Using the data beneath, show every line that includes the word "text".
☆ ☆ ☆
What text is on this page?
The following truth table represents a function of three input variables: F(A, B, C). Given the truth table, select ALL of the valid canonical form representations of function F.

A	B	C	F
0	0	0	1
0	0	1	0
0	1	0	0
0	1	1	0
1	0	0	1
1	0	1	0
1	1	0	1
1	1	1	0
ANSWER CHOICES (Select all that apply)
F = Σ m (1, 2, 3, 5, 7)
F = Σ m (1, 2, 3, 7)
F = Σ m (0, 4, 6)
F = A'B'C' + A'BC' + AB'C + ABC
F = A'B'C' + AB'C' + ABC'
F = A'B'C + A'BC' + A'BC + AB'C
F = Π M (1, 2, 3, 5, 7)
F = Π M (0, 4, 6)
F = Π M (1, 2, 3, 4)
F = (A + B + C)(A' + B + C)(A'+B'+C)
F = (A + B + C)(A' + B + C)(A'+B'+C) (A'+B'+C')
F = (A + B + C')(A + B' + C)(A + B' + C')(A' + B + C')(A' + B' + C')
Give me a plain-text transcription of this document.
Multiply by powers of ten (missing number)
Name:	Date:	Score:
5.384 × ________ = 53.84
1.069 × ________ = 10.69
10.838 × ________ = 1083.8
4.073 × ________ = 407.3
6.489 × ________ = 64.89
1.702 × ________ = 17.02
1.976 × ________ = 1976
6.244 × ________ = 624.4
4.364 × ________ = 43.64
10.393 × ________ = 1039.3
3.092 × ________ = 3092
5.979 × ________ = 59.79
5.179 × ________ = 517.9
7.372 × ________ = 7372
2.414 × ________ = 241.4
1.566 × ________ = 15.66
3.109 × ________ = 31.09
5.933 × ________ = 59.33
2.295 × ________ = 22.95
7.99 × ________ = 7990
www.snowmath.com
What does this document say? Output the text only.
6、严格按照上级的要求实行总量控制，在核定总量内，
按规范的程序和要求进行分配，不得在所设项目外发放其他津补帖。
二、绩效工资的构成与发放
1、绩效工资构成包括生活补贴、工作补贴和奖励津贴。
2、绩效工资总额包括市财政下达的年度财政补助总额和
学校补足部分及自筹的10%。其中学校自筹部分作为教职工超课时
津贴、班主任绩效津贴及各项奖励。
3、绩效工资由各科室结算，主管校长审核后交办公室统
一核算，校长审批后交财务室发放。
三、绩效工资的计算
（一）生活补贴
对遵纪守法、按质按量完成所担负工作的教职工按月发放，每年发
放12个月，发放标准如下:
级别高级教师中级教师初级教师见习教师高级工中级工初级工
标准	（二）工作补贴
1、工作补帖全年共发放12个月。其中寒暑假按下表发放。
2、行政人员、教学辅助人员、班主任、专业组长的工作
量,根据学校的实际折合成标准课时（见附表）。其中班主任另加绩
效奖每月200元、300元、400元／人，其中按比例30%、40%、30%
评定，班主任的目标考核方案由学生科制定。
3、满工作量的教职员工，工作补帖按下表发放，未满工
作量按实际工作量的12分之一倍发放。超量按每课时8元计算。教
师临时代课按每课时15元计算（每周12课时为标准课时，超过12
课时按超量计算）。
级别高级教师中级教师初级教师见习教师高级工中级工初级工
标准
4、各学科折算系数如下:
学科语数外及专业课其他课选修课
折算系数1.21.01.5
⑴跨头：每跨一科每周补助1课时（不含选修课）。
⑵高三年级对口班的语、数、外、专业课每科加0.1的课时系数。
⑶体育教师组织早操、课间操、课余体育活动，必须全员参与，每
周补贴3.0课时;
☆ ☆ ☆
**RESPONSE TO THIS TASK**
What text is on this page?
Give me a plain-text transcription of this document.
What does this document say? Output the text only.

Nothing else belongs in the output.